--- EXERCISE TASK ---
Write out all of the data exactly as it appears.

--- ENTRIES PROVIDED ---

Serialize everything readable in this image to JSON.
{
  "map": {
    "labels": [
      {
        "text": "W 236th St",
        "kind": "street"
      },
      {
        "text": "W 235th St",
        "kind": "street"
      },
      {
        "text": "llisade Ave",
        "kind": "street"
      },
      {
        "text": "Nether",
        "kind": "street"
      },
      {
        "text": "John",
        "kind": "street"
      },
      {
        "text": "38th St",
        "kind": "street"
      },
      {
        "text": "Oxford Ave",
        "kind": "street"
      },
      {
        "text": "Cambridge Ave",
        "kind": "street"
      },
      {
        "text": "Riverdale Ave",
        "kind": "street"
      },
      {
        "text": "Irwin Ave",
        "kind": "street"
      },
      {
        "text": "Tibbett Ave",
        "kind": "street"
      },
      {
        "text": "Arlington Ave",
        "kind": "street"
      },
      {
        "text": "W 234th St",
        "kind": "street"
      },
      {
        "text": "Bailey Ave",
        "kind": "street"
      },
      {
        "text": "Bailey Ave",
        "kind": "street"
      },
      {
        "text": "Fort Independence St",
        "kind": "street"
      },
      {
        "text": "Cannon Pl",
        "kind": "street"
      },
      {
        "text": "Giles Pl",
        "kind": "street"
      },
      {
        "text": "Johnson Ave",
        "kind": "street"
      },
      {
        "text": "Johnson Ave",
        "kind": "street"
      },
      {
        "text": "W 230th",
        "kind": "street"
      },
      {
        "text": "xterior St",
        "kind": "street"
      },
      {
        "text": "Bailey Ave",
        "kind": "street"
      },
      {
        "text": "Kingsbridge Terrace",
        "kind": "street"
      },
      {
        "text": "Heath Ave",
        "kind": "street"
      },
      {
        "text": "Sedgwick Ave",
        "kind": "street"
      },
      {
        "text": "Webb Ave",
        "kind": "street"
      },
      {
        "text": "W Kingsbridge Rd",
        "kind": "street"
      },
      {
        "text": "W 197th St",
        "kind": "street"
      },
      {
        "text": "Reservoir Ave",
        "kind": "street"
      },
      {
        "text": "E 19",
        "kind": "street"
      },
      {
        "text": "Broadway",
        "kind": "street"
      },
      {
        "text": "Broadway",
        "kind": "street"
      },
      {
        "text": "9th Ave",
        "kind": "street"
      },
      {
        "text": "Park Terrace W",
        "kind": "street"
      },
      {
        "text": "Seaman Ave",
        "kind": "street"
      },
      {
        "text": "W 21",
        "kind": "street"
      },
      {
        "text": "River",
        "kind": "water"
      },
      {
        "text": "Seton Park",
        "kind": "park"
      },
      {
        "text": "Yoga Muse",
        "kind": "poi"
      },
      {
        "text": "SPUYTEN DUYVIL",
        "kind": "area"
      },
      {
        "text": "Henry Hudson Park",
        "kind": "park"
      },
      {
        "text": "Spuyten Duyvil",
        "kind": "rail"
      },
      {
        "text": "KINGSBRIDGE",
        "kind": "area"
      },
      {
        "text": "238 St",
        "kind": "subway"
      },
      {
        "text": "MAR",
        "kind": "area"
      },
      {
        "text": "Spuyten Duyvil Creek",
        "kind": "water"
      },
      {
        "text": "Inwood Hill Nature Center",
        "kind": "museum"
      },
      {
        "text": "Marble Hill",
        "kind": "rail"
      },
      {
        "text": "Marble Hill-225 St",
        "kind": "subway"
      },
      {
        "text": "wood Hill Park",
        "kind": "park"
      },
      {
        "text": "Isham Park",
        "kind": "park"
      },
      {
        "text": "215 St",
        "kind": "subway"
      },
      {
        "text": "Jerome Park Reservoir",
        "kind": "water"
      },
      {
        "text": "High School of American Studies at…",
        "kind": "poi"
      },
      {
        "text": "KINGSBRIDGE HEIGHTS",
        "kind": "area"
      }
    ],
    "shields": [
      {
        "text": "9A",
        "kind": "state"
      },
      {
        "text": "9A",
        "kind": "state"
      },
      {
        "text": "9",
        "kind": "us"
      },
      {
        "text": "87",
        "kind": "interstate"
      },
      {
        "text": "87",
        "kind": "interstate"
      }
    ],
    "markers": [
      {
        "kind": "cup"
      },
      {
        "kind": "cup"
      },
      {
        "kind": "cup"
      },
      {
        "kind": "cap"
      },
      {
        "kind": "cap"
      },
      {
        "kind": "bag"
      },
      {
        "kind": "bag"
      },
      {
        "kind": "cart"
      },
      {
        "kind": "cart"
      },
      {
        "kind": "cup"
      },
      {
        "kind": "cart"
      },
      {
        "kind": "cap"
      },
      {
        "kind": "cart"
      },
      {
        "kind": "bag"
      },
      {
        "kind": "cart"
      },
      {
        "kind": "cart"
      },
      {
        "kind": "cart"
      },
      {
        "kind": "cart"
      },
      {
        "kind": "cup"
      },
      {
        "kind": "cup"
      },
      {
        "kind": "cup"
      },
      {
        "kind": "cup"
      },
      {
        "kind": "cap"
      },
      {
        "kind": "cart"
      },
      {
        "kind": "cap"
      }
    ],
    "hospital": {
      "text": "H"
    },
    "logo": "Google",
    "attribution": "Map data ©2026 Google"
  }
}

--- TASK RESPONSE ---
Serialize everything readable in this image to JSON.
{
  "map": {
    "labels": [
      {
        "text": "W 236th St",
        "kind": "street"
      },
      {
        "text": "W 235th St",
        "kind": "street"
      },
      {
        "text": "llisade Ave",
        "kind": "street"
      },
      {
        "text": "Nether",
        "kind": "street"
      },
      {
        "text": "John",
        "kind": "street"
      },
      {
        "text": "38th St",
        "kind": "street"
      },
      {
        "text": "Oxford Ave",
        "kind": "street"
      },
      {
        "text": "Cambridge Ave",
        "kind": "street"
      },
      {
        "text": "Riverdale Ave",
        "kind": "street"
      },
      {
        "text": "Irwin Ave",
        "kind": "street"
      },
      {
        "text": "Tibbett Ave",
        "kind": "street"
      },
      {
        "text": "Arlington Ave",
        "kind": "street"
      },
      {
        "text": "W 234th St",
        "kind": "street"
      },
      {
        "text": "Bailey Ave",
        "kind": "street"
      },
      {
        "text": "Bailey Ave",
        "kind": "street"
      },
      {
        "text": "Fort Independence St",
        "kind": "street"
      },
      {
        "text": "Cannon Pl",
        "kind": "street"
      },
      {
        "text": "Giles Pl",
        "kind": "street"
      },
      {
        "text": "Johnson Ave",
        "kind": "street"
      },
      {
        "text": "Johnson Ave",
        "kind": "street"
      },
      {
        "text": "W 230th",
        "kind": "street"
      },
      {
        "text": "xterior St",
        "kind": "street"
      },
      {
        "text": "Bailey Ave",
        "kind": "street"
      },
      {
        "text": "Kingsbridge Terrace",
        "kind": "street"
      },
      {
        "text": "Heath Ave",
        "kind": "street"
      },
      {
        "text": "Sedgwick Ave",
        "kind": "street"
      },
      {
        "text": "Webb Ave",
        "kind": "street"
      },
      {
        "text": "W Kingsbridge Rd",
        "kind": "street"
      },
      {
        "text": "W 197th St",
        "kind": "street"
      },
      {
        "text": "Reservoir Ave",
        "kind": "street"
      },
      {
        "text": "E 19",
        "kind": "street"
      },
      {
        "text": "Broadway",
        "kind": "street"
      },
      {
        "text": "Broadway",
        "kind": "street"
      },
      {
        "text": "9th Ave",
        "kind": "street"
      },
      {
        "text": "Park Terrace W",
        "kind": "street"
      },
      {
        "text": "Seaman Ave",
        "kind": "street"
      },
      {
        "text": "W 21",
        "kind": "street"
      },
      {
        "text": "River",
        "kind": "water"
      },
      {
        "text": "Seton Park",
        "kind": "park"
      },
      {
        "text": "Yoga Muse",
        "kind": "poi"
      },
      {
        "text": "SPUYTEN DUYVIL",
        "kind": "area"
      },
      {
        "text": "Henry Hudson Park",
        "kind": "park"
      },
      {
        "text": "Spuyten Duyvil",
        "kind": "rail"
      },
      {
        "text": "KINGSBRIDGE",
        "kind": "area"
      },
      {
        "text": "238 St",
        "kind": "subway"
      },
      {
        "text": "MAR",
        "kind": "area"
      },
      {
        "text": "Spuyten Duyvil Creek",
        "kind": "water"
      },
      {
        "text": "Inwood Hill Nature Center",
        "kind": "museum"
      },
      {
        "text": "Marble Hill",
        "kind": "rail"
      },
      {
        "text": "Marble Hill-225 St",
        "kind": "subway"
      },
      {
        "text": "wood Hill Park",
        "kind": "park"
      },
      {
        "text": "Isham Park",
        "kind": "park"
      },
      {
        "text": "215 St",
        "kind": "subway"
      },
      {
        "text": "Jerome Park Reservoir",
        "kind": "water"
      },
      {
        "text": "High School of American Studies at…",
        "kind": "poi"
      },
      {
        "text": "KINGSBRIDGE HEIGHTS",
        "kind": "area"
      }
    ],
    "shields": [
      {
        "text": "9A",
        "kind": "state"
      },
      {
        "text": "9A",
        "kind": "state"
      },
      {
        "text": "9",
        "kind": "us"
      },
      {
        "text": "87",
        "kind": "interstate"
      },
      {
        "text": "87",
        "kind": "interstate"
      }
    ],
    "markers": [
      {
        "kind": "cup"
      },
      {
        "kind": "cup"
      },
      {
        "kind": "cup"
      },
      {
        "kind": "cap"
      },
      {
        "kind": "cap"
      },
      {
        "kind": "bag"
      },
      {
        "kind": "bag"
      },
      {
        "kind": "cart"
      },
      {
        "kind": "cart"
      },
      {
        "kind": "cup"
      },
      {
        "kind": "cart"
      },
      {
        "kind": "cap"
      },
      {
        "kind": "cart"
      },
      {
        "kind": "bag"
      },
      {
        "kind": "cart"
      },
      {
        "kind": "cart"
      },
      {
        "kind": "cart"
      },
      {
        "kind": "cart"
      },
      {
        "kind": "cup"
      },
      {
        "kind": "cup"
      },
      {
        "kind": "cup"
      },
      {
        "kind": "cup"
      },
      {
        "kind": "cap"
      },
      {
        "kind": "cart"
      },
      {
        "kind": "cap"
      }
    ],
    "hospital": {
      "text": "H"
    },
    "logo": "Google",
    "attribution": "Map data ©2026 Google"
  }
}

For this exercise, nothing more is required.